Data supplied:
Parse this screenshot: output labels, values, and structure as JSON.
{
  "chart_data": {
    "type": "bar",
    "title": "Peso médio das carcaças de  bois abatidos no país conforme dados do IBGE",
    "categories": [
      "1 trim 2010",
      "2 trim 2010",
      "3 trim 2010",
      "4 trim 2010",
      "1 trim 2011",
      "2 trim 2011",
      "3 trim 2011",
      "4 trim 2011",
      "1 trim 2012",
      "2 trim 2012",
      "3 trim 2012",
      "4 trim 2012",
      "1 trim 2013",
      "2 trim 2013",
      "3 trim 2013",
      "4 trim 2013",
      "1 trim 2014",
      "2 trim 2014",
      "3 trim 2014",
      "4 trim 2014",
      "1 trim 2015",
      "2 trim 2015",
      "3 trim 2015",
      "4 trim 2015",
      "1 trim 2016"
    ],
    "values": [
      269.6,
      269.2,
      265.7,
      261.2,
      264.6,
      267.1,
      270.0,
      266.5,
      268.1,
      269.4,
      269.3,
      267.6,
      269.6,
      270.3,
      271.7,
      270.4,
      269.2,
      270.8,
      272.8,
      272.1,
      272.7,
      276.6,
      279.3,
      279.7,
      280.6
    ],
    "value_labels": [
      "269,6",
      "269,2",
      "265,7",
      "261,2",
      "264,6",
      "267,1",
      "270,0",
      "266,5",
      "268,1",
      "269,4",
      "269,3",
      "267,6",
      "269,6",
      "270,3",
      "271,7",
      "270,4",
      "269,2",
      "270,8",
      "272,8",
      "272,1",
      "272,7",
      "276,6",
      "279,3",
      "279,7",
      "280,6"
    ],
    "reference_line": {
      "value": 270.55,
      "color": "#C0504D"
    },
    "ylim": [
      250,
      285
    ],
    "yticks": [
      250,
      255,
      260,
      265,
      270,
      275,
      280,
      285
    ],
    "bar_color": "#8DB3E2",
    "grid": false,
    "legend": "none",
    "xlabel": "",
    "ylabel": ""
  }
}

* * *

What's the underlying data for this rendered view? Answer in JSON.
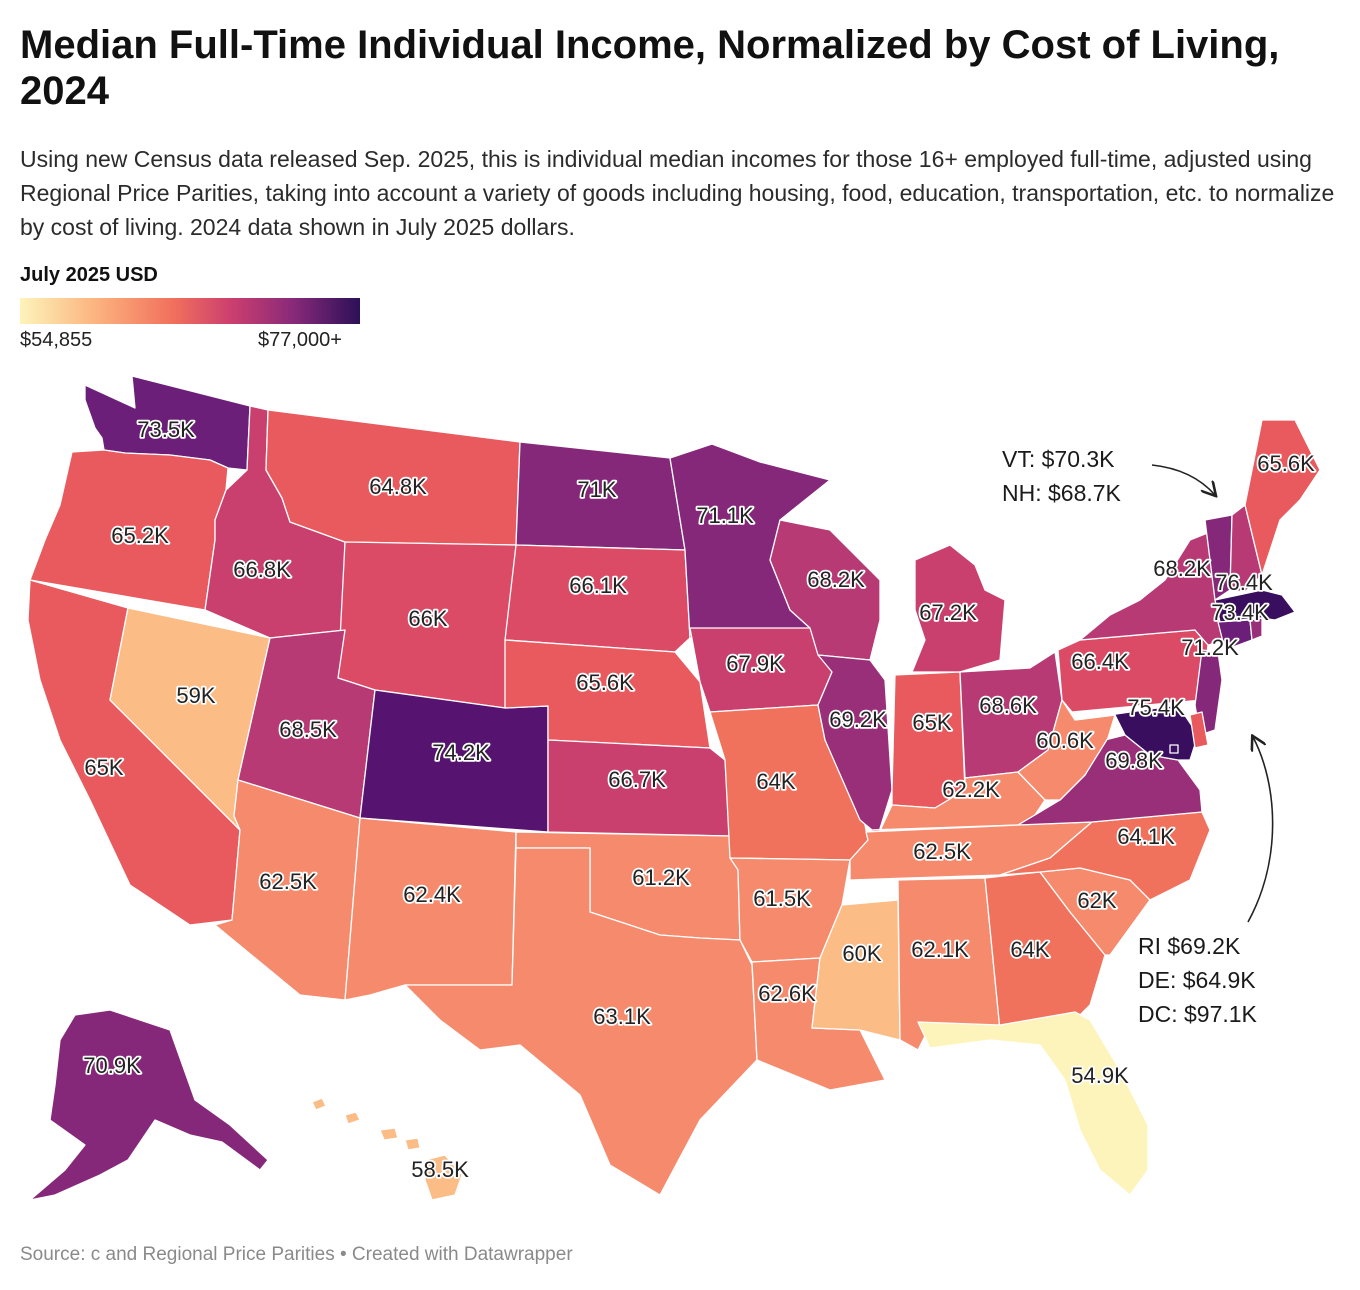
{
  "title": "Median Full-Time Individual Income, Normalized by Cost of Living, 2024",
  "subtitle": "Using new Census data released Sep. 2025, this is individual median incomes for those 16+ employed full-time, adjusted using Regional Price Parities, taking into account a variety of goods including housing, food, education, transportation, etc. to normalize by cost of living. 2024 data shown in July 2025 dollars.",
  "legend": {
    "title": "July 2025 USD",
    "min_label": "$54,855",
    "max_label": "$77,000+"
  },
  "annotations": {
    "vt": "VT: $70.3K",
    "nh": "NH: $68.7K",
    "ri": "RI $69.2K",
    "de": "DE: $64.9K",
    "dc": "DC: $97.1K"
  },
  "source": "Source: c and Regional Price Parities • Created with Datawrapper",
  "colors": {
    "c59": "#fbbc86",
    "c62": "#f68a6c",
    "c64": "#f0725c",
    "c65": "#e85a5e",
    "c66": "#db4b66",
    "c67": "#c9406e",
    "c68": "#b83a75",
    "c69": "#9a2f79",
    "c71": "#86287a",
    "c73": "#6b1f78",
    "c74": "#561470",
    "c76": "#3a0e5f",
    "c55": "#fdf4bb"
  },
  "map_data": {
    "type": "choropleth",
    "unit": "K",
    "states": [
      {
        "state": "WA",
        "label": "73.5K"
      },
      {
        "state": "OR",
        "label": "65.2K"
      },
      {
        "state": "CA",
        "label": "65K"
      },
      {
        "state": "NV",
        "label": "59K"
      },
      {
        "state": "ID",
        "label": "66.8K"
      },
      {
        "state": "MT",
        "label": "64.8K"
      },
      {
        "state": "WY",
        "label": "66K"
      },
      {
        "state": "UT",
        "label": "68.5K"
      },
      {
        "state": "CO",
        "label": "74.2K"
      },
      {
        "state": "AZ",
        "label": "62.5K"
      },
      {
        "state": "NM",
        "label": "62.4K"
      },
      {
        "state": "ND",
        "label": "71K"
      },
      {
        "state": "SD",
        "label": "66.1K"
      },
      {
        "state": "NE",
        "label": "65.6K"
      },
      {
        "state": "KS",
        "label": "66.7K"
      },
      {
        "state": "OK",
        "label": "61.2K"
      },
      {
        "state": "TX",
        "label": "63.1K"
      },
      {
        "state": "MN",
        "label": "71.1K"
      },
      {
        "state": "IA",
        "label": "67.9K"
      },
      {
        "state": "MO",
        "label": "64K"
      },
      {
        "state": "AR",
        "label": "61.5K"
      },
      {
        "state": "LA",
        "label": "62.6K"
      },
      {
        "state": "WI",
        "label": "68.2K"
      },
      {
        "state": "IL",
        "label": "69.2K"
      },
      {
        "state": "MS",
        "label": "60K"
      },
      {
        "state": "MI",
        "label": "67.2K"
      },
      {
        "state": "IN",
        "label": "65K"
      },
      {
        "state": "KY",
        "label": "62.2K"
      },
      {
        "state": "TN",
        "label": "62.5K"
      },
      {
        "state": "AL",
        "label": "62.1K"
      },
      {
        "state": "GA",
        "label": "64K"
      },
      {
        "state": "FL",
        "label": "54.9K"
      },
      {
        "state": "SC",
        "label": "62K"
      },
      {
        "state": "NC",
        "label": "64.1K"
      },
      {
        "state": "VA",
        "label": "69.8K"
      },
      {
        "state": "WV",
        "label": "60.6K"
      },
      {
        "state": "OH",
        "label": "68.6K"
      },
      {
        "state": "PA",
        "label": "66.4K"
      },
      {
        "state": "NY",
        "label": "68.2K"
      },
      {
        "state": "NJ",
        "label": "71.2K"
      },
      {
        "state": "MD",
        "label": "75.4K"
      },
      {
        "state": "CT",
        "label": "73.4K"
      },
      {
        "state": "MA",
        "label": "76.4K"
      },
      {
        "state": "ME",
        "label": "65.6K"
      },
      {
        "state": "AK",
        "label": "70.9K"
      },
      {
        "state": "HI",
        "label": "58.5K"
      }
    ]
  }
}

Task directions: Select, from the listing, all lines that include the word "Regional".

Solved exercise:
  "subtitle": "Using new Census data released Sep. 2025, this is individual median incomes for those 16+ employed full-time, adjusted using Regional Price Parities, taking into account a variety of goods including housing, food, education, transportation, etc. to normalize by cost of living. 2024 data shown in July 2025 dollars.",
  "source": "Source: c and Regional Price Parities • Created with Datawrapper",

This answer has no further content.